▶ _The request_
Word for word, retype every entry in the listing.

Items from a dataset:
------------------------------
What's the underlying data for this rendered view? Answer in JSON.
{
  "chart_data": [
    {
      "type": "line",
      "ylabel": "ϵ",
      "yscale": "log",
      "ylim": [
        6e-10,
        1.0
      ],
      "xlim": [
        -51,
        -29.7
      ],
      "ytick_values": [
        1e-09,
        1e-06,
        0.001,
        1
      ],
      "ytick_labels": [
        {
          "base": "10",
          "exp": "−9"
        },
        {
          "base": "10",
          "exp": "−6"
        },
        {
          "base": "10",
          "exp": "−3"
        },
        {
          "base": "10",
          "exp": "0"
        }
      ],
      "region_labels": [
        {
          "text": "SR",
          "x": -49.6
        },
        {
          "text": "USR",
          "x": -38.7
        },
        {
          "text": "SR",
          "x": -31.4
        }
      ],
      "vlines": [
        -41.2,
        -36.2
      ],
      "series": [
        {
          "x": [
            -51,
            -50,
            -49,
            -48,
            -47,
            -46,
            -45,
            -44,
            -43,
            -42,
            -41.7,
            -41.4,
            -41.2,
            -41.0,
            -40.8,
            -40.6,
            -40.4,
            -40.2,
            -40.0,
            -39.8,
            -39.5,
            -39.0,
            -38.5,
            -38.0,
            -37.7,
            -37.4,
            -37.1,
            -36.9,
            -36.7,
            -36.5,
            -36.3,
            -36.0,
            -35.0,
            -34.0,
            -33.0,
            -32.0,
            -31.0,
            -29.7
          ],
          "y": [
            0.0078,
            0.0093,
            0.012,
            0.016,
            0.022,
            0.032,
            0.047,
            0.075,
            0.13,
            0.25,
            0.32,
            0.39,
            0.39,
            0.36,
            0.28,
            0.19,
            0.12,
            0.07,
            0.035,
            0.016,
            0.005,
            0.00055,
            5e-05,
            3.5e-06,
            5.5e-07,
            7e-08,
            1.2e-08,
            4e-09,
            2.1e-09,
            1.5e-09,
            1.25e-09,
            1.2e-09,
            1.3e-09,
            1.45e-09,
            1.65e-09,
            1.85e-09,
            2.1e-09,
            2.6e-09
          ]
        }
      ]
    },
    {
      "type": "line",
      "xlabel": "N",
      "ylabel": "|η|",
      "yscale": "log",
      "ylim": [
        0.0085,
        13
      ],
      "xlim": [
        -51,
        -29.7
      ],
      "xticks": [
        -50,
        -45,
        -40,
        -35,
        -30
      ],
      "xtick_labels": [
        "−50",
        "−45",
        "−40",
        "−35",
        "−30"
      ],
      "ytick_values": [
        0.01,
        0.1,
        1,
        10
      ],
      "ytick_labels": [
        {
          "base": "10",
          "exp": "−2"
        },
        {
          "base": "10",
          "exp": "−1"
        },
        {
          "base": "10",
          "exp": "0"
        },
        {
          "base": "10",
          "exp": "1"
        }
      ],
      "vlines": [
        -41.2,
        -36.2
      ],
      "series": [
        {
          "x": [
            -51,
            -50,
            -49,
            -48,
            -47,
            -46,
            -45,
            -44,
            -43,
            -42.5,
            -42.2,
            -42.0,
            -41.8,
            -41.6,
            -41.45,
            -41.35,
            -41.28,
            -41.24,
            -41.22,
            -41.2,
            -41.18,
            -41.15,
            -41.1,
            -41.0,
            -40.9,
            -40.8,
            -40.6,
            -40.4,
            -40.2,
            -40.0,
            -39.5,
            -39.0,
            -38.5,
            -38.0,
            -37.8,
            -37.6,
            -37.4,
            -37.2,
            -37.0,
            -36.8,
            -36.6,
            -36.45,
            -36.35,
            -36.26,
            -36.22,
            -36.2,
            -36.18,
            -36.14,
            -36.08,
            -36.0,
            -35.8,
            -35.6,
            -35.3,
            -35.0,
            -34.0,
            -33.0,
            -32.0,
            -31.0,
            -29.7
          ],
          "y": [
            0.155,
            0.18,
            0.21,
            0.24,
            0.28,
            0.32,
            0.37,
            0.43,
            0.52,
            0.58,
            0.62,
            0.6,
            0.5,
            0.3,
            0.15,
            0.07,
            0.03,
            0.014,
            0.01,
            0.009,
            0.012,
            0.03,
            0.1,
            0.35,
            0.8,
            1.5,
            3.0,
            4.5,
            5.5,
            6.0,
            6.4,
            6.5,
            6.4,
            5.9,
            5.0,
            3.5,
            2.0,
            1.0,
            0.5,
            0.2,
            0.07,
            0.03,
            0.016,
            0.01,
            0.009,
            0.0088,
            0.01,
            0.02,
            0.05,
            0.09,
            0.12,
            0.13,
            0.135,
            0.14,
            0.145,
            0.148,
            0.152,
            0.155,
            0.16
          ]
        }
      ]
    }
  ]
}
------------------------------
▶ _Correct answer_
What's the underlying data for this rendered view? Answer in JSON.
{
  "chart_data": [
    {
      "type": "line",
      "ylabel": "ϵ",
      "yscale": "log",
      "ylim": [
        6e-10,
        1.0
      ],
      "xlim": [
        -51,
        -29.7
      ],
      "ytick_values": [
        1e-09,
        1e-06,
        0.001,
        1
      ],
      "ytick_labels": [
        {
          "base": "10",
          "exp": "−9"
        },
        {
          "base": "10",
          "exp": "−6"
        },
        {
          "base": "10",
          "exp": "−3"
        },
        {
          "base": "10",
          "exp": "0"
        }
      ],
      "region_labels": [
        {
          "text": "SR",
          "x": -49.6
        },
        {
          "text": "USR",
          "x": -38.7
        },
        {
          "text": "SR",
          "x": -31.4
        }
      ],
      "vlines": [
        -41.2,
        -36.2
      ],
      "series": [
        {
          "x": [
            -51,
            -50,
            -49,
            -48,
            -47,
            -46,
            -45,
            -44,
            -43,
            -42,
            -41.7,
            -41.4,
            -41.2,
            -41.0,
            -40.8,
            -40.6,
            -40.4,
            -40.2,
            -40.0,
            -39.8,
            -39.5,
            -39.0,
            -38.5,
            -38.0,
            -37.7,
            -37.4,
            -37.1,
            -36.9,
            -36.7,
            -36.5,
            -36.3,
            -36.0,
            -35.0,
            -34.0,
            -33.0,
            -32.0,
            -31.0,
            -29.7
          ],
          "y": [
            0.0078,
            0.0093,
            0.012,
            0.016,
            0.022,
            0.032,
            0.047,
            0.075,
            0.13,
            0.25,
            0.32,
            0.39,
            0.39,
            0.36,
            0.28,
            0.19,
            0.12,
            0.07,
            0.035,
            0.016,
            0.005,
            0.00055,
            5e-05,
            3.5e-06,
            5.5e-07,
            7e-08,
            1.2e-08,
            4e-09,
            2.1e-09,
            1.5e-09,
            1.25e-09,
            1.2e-09,
            1.3e-09,
            1.45e-09,
            1.65e-09,
            1.85e-09,
            2.1e-09,
            2.6e-09
          ]
        }
      ]
    },
    {
      "type": "line",
      "xlabel": "N",
      "ylabel": "|η|",
      "yscale": "log",
      "ylim": [
        0.0085,
        13
      ],
      "xlim": [
        -51,
        -29.7
      ],
      "xticks": [
        -50,
        -45,
        -40,
        -35,
        -30
      ],
      "xtick_labels": [
        "−50",
        "−45",
        "−40",
        "−35",
        "−30"
      ],
      "ytick_values": [
        0.01,
        0.1,
        1,
        10
      ],
      "ytick_labels": [
        {
          "base": "10",
          "exp": "−2"
        },
        {
          "base": "10",
          "exp": "−1"
        },
        {
          "base": "10",
          "exp": "0"
        },
        {
          "base": "10",
          "exp": "1"
        }
      ],
      "vlines": [
        -41.2,
        -36.2
      ],
      "series": [
        {
          "x": [
            -51,
            -50,
            -49,
            -48,
            -47,
            -46,
            -45,
            -44,
            -43,
            -42.5,
            -42.2,
            -42.0,
            -41.8,
            -41.6,
            -41.45,
            -41.35,
            -41.28,
            -41.24,
            -41.22,
            -41.2,
            -41.18,
            -41.15,
            -41.1,
            -41.0,
            -40.9,
            -40.8,
            -40.6,
            -40.4,
            -40.2,
            -40.0,
            -39.5,
            -39.0,
            -38.5,
            -38.0,
            -37.8,
            -37.6,
            -37.4,
            -37.2,
            -37.0,
            -36.8,
            -36.6,
            -36.45,
            -36.35,
            -36.26,
            -36.22,
            -36.2,
            -36.18,
            -36.14,
            -36.08,
            -36.0,
            -35.8,
            -35.6,
            -35.3,
            -35.0,
            -34.0,
            -33.0,
            -32.0,
            -31.0,
            -29.7
          ],
          "y": [
            0.155,
            0.18,
            0.21,
            0.24,
            0.28,
            0.32,
            0.37,
            0.43,
            0.52,
            0.58,
            0.62,
            0.6,
            0.5,
            0.3,
            0.15,
            0.07,
            0.03,
            0.014,
            0.01,
            0.009,
            0.012,
            0.03,
            0.1,
            0.35,
            0.8,
            1.5,
            3.0,
            4.5,
            5.5,
            6.0,
            6.4,
            6.5,
            6.4,
            5.9,
            5.0,
            3.5,
            2.0,
            1.0,
            0.5,
            0.2,
            0.07,
            0.03,
            0.016,
            0.01,
            0.009,
            0.0088,
            0.01,
            0.02,
            0.05,
            0.09,
            0.12,
            0.13,
            0.135,
            0.14,
            0.145,
            0.148,
            0.152,
            0.155,
            0.16
          ]
        }
      ]
    }
  ]
}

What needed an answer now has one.